RAW RECORDS:

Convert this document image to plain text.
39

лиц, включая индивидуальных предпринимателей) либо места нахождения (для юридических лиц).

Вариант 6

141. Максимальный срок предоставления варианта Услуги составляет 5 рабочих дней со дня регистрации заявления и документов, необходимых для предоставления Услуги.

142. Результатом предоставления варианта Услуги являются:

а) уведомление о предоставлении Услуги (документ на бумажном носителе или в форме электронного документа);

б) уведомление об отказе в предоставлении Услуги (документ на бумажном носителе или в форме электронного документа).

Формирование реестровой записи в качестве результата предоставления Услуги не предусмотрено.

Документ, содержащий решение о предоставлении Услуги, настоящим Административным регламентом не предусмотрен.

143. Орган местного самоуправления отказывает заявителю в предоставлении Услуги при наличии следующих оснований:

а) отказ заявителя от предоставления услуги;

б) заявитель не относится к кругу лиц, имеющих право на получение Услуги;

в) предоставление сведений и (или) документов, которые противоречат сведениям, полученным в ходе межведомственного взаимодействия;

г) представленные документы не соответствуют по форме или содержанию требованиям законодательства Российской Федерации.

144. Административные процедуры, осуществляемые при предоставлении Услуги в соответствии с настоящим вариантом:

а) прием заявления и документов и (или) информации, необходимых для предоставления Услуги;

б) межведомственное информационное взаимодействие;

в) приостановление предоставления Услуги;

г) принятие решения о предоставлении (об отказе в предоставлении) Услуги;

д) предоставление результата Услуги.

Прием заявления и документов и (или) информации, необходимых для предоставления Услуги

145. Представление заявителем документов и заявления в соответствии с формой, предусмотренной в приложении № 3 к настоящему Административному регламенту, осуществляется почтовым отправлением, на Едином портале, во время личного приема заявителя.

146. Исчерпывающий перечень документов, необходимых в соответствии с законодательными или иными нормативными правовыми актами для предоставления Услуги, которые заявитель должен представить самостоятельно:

DIRECTION: Extract the complete listing verbatim.

EXERCISE ANSWER:
Convert this document image to plain text.
39

лиц, включая индивидуальных предпринимателей) либо места нахождения (для юридических лиц).

Вариант 6

141. Максимальный срок предоставления варианта Услуги составляет 5 рабочих дней со дня регистрации заявления и документов, необходимых для предоставления Услуги.

142. Результатом предоставления варианта Услуги являются:

а) уведомление о предоставлении Услуги (документ на бумажном носителе или в форме электронного документа);

б) уведомление об отказе в предоставлении Услуги (документ на бумажном носителе или в форме электронного документа).

Формирование реестровой записи в качестве результата предоставления Услуги не предусмотрено.

Документ, содержащий решение о предоставлении Услуги, настоящим Административным регламентом не предусмотрен.

143. Орган местного самоуправления отказывает заявителю в предоставлении Услуги при наличии следующих оснований:

а) отказ заявителя от предоставления услуги;

б) заявитель не относится к кругу лиц, имеющих право на получение Услуги;

в) предоставление сведений и (или) документов, которые противоречат сведениям, полученным в ходе межведомственного взаимодействия;

г) представленные документы не соответствуют по форме или содержанию требованиям законодательства Российской Федерации.

144. Административные процедуры, осуществляемые при предоставлении Услуги в соответствии с настоящим вариантом:

а) прием заявления и документов и (или) информации, необходимых для предоставления Услуги;

б) межведомственное информационное взаимодействие;

в) приостановление предоставления Услуги;

г) принятие решения о предоставлении (об отказе в предоставлении) Услуги;

д) предоставление результата Услуги.

Прием заявления и документов и (или) информации, необходимых для предоставления Услуги

145. Представление заявителем документов и заявления в соответствии с формой, предусмотренной в приложении № 3 к настоящему Административному регламенту, осуществляется почтовым отправлением, на Едином портале, во время личного приема заявителя.

146. Исчерпывающий перечень документов, необходимых в соответствии с законодательными или иными нормативными правовыми актами для предоставления Услуги, которые заявитель должен представить самостоятельно:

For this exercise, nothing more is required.